(Collection entries)

╔══

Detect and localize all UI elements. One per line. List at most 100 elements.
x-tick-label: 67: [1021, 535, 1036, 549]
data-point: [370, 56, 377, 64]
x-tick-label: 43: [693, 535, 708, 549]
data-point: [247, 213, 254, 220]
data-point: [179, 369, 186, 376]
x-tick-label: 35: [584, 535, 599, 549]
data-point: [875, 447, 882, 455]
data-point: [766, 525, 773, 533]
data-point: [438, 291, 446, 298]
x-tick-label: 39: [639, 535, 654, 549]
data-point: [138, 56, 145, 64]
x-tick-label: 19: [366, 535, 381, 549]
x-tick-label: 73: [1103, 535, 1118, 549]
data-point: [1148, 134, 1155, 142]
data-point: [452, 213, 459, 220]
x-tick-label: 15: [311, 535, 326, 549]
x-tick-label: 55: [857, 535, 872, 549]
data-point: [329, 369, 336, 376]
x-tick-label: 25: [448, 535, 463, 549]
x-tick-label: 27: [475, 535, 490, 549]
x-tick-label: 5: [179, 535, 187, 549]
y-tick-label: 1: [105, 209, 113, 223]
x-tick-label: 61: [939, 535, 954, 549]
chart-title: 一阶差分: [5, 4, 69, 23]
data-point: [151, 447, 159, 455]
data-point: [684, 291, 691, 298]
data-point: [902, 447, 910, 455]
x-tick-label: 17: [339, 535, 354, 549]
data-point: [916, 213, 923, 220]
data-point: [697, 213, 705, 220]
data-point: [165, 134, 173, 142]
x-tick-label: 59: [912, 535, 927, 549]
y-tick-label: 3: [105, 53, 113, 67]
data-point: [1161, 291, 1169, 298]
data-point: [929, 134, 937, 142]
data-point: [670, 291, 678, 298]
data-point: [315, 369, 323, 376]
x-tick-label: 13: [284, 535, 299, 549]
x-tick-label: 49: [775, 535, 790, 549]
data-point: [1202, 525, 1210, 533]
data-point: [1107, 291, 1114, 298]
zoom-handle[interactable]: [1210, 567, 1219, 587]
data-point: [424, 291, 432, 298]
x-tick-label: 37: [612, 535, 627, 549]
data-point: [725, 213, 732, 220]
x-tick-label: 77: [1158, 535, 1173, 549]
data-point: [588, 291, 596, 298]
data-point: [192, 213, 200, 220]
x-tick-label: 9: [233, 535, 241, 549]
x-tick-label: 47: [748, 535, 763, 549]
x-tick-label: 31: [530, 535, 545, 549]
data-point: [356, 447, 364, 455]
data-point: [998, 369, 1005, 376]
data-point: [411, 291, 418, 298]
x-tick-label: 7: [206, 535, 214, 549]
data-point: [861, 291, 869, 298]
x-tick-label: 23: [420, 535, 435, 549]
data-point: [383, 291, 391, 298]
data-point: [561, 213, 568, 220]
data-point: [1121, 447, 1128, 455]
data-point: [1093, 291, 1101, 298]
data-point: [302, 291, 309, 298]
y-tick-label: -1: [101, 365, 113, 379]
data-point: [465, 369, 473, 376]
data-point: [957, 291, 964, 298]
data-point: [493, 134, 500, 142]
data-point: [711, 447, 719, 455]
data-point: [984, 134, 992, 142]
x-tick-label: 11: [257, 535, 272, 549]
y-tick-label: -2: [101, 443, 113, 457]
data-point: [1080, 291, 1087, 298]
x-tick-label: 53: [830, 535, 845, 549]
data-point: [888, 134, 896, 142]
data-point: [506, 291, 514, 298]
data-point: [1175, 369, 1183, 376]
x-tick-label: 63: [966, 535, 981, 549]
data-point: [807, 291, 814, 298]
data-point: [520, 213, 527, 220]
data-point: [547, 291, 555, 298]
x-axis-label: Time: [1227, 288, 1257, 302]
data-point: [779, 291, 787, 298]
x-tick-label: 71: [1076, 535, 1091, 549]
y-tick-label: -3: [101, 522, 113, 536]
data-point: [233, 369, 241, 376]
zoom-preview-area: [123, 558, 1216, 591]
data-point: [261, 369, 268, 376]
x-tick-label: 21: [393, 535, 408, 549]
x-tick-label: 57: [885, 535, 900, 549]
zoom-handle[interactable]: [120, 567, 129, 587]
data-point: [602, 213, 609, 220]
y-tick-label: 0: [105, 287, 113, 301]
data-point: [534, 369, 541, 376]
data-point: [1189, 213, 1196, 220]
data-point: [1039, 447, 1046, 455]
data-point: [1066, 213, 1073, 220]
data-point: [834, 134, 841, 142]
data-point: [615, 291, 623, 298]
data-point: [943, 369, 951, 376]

╚══

What the task requires – Recast everything from the start of the records down to the line containing "x-tick-label: 23: [420, 535, 435, 549]", both ends included, as a Markdown table with the columns "No." and "Line", numbering each row and leaving out blank lines.

Result of this task –
| No. | Line |
|---|---|
| 1 | Detect and localize all UI elements. One per line. List at most 100 elements. |
| 2 | x-tick-label: 67: [1021, 535, 1036, 549] |
| 3 | data-point: [370, 56, 377, 64] |
| 4 | x-tick-label: 43: [693, 535, 708, 549] |
| 5 | data-point: [247, 213, 254, 220] |
| 6 | data-point: [179, 369, 186, 376] |
| 7 | x-tick-label: 35: [584, 535, 599, 549] |
| 8 | data-point: [875, 447, 882, 455] |
| 9 | data-point: [766, 525, 773, 533] |
| 10 | data-point: [438, 291, 446, 298] |
| 11 | x-tick-label: 39: [639, 535, 654, 549] |
| 12 | data-point: [138, 56, 145, 64] |
| 13 | x-tick-label: 19: [366, 535, 381, 549] |
| 14 | x-tick-label: 73: [1103, 535, 1118, 549] |
| 15 | data-point: [1148, 134, 1155, 142] |
| 16 | data-point: [452, 213, 459, 220] |
| 17 | x-tick-label: 15: [311, 535, 326, 549] |
| 18 | x-tick-label: 55: [857, 535, 872, 549] |
| 19 | data-point: [329, 369, 336, 376] |
| 20 | x-tick-label: 25: [448, 535, 463, 549] |
| 21 | x-tick-label: 27: [475, 535, 490, 549] |
| 22 | x-tick-label: 5: [179, 535, 187, 549] |
| 23 | y-tick-label: 1: [105, 209, 113, 223] |
| 24 | x-tick-label: 61: [939, 535, 954, 549] |
| 25 | chart-title: 一阶差分: [5, 4, 69, 23] |
| 26 | data-point: [151, 447, 159, 455] |
| 27 | data-point: [684, 291, 691, 298] |
| 28 | data-point: [902, 447, 910, 455] |
| 29 | x-tick-label: 17: [339, 535, 354, 549] |
| 30 | data-point: [916, 213, 923, 220] |
| 31 | data-point: [697, 213, 705, 220] |
| 32 | data-point: [165, 134, 173, 142] |
| 33 | x-tick-label: 59: [912, 535, 927, 549] |
| 34 | y-tick-label: 3: [105, 53, 113, 67] |
| 35 | data-point: [1161, 291, 1169, 298] |
| 36 | data-point: [929, 134, 937, 142] |
| 37 | data-point: [670, 291, 678, 298] |
| 38 | data-point: [315, 369, 323, 376] |
| 39 | x-tick-label: 13: [284, 535, 299, 549] |
| 40 | x-tick-label: 49: [775, 535, 790, 549] |
| 41 | data-point: [1202, 525, 1210, 533] |
| 42 | data-point: [1107, 291, 1114, 298] |
| 43 | zoom-handle[interactable]: [1210, 567, 1219, 587] |
| 44 | data-point: [424, 291, 432, 298] |
| 45 | x-tick-label: 37: [612, 535, 627, 549] |
| 46 | data-point: [725, 213, 732, 220] |
| 47 | x-tick-label: 77: [1158, 535, 1173, 549] |
| 48 | data-point: [588, 291, 596, 298] |
| 49 | data-point: [192, 213, 200, 220] |
| 50 | x-tick-label: 9: [233, 535, 241, 549] |
| 51 | x-tick-label: 47: [748, 535, 763, 549] |
| 52 | x-tick-label: 31: [530, 535, 545, 549] |
| 53 | data-point: [356, 447, 364, 455] |
| 54 | data-point: [998, 369, 1005, 376] |
| 55 | data-point: [411, 291, 418, 298] |
| 56 | x-tick-label: 7: [206, 535, 214, 549] |
| 57 | data-point: [861, 291, 869, 298] |
| 58 | x-tick-label: 23: [420, 535, 435, 549] |